[Collected data entries]
◇ ◇ ◇ ◇ ◇
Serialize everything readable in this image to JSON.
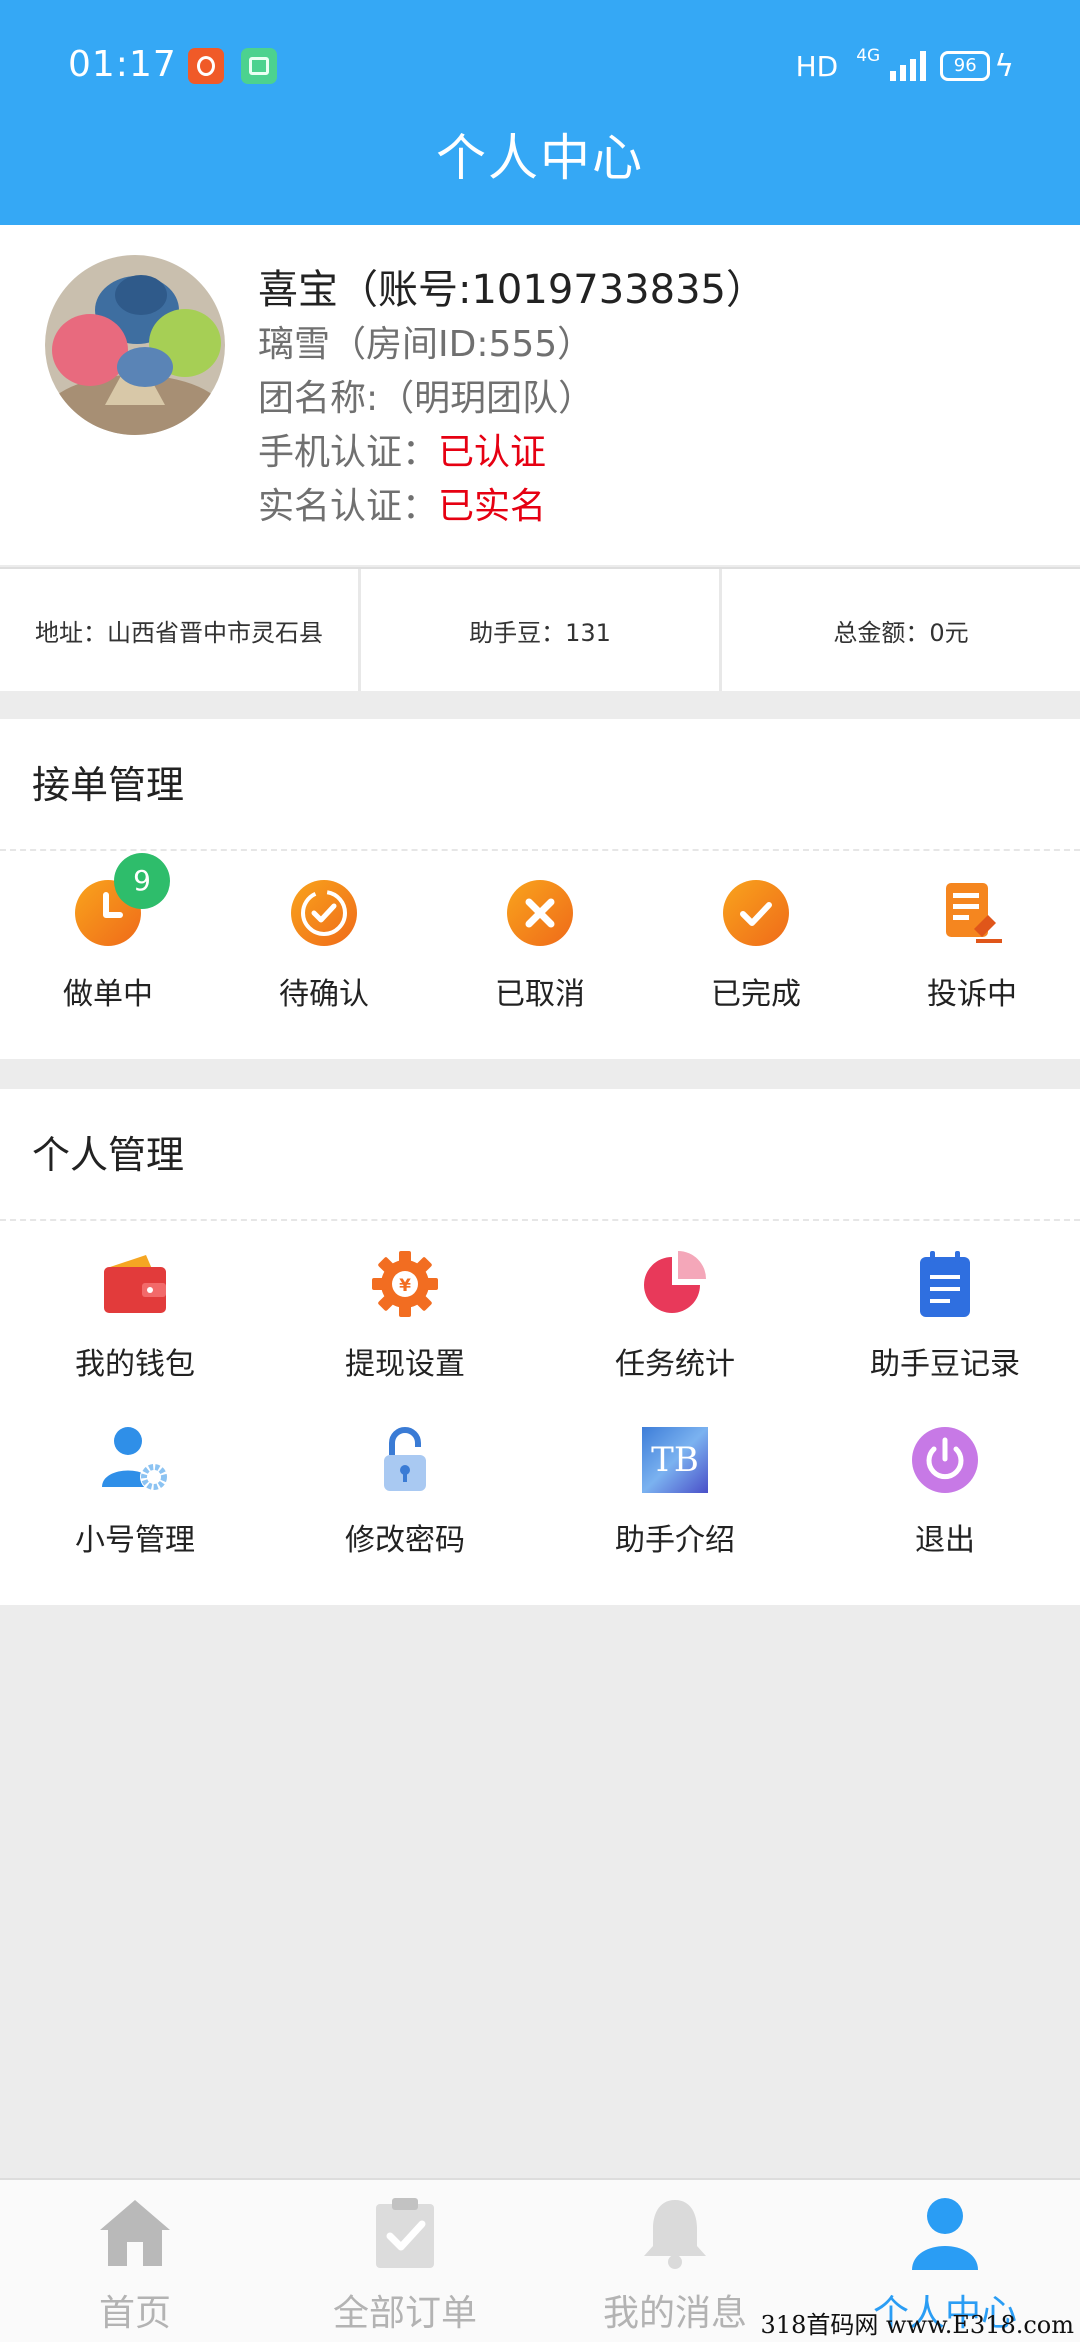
{
  "status_bar": {
    "time": "01:17",
    "hd_label": "HD",
    "network": "4G",
    "battery": "96",
    "app_icons": [
      "kuaishou-app-icon",
      "multitask-app-icon"
    ]
  },
  "header": {
    "title": "个人中心"
  },
  "profile": {
    "name_line": "喜宝（账号:1019733835）",
    "room_line": "璃雪（房间ID:555）",
    "team_line": "团名称:（明玥团队）",
    "phone_label": "手机认证：",
    "phone_status": "已认证",
    "realname_label": "实名认证：",
    "realname_status": "已实名"
  },
  "stats": {
    "address": "地址：山西省晋中市灵石县",
    "beans": "助手豆：131",
    "total": "总金额：0元"
  },
  "order_section": {
    "title": "接单管理",
    "badge": "9",
    "items": [
      {
        "label": "做单中",
        "icon": "clock-icon"
      },
      {
        "label": "待确认",
        "icon": "pending-check-icon"
      },
      {
        "label": "已取消",
        "icon": "cancel-icon"
      },
      {
        "label": "已完成",
        "icon": "check-icon"
      },
      {
        "label": "投诉中",
        "icon": "complaint-icon"
      }
    ]
  },
  "personal_section": {
    "title": "个人管理",
    "items": [
      {
        "label": "我的钱包",
        "icon": "wallet-icon"
      },
      {
        "label": "提现设置",
        "icon": "withdraw-gear-icon"
      },
      {
        "label": "任务统计",
        "icon": "pie-chart-icon"
      },
      {
        "label": "助手豆记录",
        "icon": "notepad-icon"
      },
      {
        "label": "小号管理",
        "icon": "user-gear-icon"
      },
      {
        "label": "修改密码",
        "icon": "unlock-icon"
      },
      {
        "label": "助手介绍",
        "icon": "tb-logo-icon",
        "icon_text": "TB"
      },
      {
        "label": "退出",
        "icon": "power-icon"
      }
    ]
  },
  "tabbar": {
    "items": [
      {
        "label": "首页",
        "icon": "home-icon"
      },
      {
        "label": "全部订单",
        "icon": "clipboard-icon"
      },
      {
        "label": "我的消息",
        "icon": "bell-icon"
      },
      {
        "label": "个人中心",
        "icon": "person-icon",
        "active": true
      }
    ]
  },
  "watermark": "318首码网 www.E318.com",
  "colors": {
    "header_blue": "#35a8f5",
    "orange": "#f07a1a",
    "red_status": "#e60012",
    "active_tab": "#2a9df4",
    "badge_green": "#2ebd6b"
  }
}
◇ ◇ ◇ ◇ ◇
WHAT IS BEING ASKED:
Using the listing above, list every line in which the string "check" occurs.

EXERCISE ANSWER:
        "icon": "pending-check-icon"
        "icon": "check-icon"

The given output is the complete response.